= TASK INSTRUCTIONS =
Write the material out again in full, exactly.

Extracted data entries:
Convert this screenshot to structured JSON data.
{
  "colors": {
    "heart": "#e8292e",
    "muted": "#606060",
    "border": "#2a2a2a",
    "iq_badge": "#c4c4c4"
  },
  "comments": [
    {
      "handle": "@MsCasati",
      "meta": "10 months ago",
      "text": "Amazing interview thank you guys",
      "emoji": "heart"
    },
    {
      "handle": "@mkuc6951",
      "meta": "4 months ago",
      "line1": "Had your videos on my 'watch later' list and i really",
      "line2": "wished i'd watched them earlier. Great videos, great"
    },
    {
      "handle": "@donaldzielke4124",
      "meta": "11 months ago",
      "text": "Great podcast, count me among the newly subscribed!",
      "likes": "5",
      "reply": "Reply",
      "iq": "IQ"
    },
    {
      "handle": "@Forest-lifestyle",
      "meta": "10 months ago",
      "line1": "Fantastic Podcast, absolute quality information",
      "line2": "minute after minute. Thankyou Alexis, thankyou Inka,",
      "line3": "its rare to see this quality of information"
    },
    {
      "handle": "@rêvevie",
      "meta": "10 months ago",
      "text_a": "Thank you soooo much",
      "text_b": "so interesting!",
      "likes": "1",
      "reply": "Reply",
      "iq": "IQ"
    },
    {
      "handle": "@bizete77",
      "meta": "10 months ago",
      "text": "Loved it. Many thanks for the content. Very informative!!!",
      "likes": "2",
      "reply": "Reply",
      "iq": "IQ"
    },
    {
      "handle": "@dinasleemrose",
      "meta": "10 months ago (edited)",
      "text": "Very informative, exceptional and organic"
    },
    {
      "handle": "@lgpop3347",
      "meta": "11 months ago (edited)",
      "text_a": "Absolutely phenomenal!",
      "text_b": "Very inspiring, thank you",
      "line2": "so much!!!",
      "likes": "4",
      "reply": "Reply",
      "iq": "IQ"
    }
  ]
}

= EXERCISE RESULT =
Convert this screenshot to structured JSON data.
{
  "colors": {
    "heart": "#e8292e",
    "muted": "#606060",
    "border": "#2a2a2a",
    "iq_badge": "#c4c4c4"
  },
  "comments": [
    {
      "handle": "@MsCasati",
      "meta": "10 months ago",
      "text": "Amazing interview thank you guys",
      "emoji": "heart"
    },
    {
      "handle": "@mkuc6951",
      "meta": "4 months ago",
      "line1": "Had your videos on my 'watch later' list and i really",
      "line2": "wished i'd watched them earlier. Great videos, great"
    },
    {
      "handle": "@donaldzielke4124",
      "meta": "11 months ago",
      "text": "Great podcast, count me among the newly subscribed!",
      "likes": "5",
      "reply": "Reply",
      "iq": "IQ"
    },
    {
      "handle": "@Forest-lifestyle",
      "meta": "10 months ago",
      "line1": "Fantastic Podcast, absolute quality information",
      "line2": "minute after minute. Thankyou Alexis, thankyou Inka,",
      "line3": "its rare to see this quality of information"
    },
    {
      "handle": "@rêvevie",
      "meta": "10 months ago",
      "text_a": "Thank you soooo much",
      "text_b": "so interesting!",
      "likes": "1",
      "reply": "Reply",
      "iq": "IQ"
    },
    {
      "handle": "@bizete77",
      "meta": "10 months ago",
      "text": "Loved it. Many thanks for the content. Very informative!!!",
      "likes": "2",
      "reply": "Reply",
      "iq": "IQ"
    },
    {
      "handle": "@dinasleemrose",
      "meta": "10 months ago (edited)",
      "text": "Very informative, exceptional and organic"
    },
    {
      "handle": "@lgpop3347",
      "meta": "11 months ago (edited)",
      "text_a": "Absolutely phenomenal!",
      "text_b": "Very inspiring, thank you",
      "line2": "so much!!!",
      "likes": "4",
      "reply": "Reply",
      "iq": "IQ"
    }
  ]
}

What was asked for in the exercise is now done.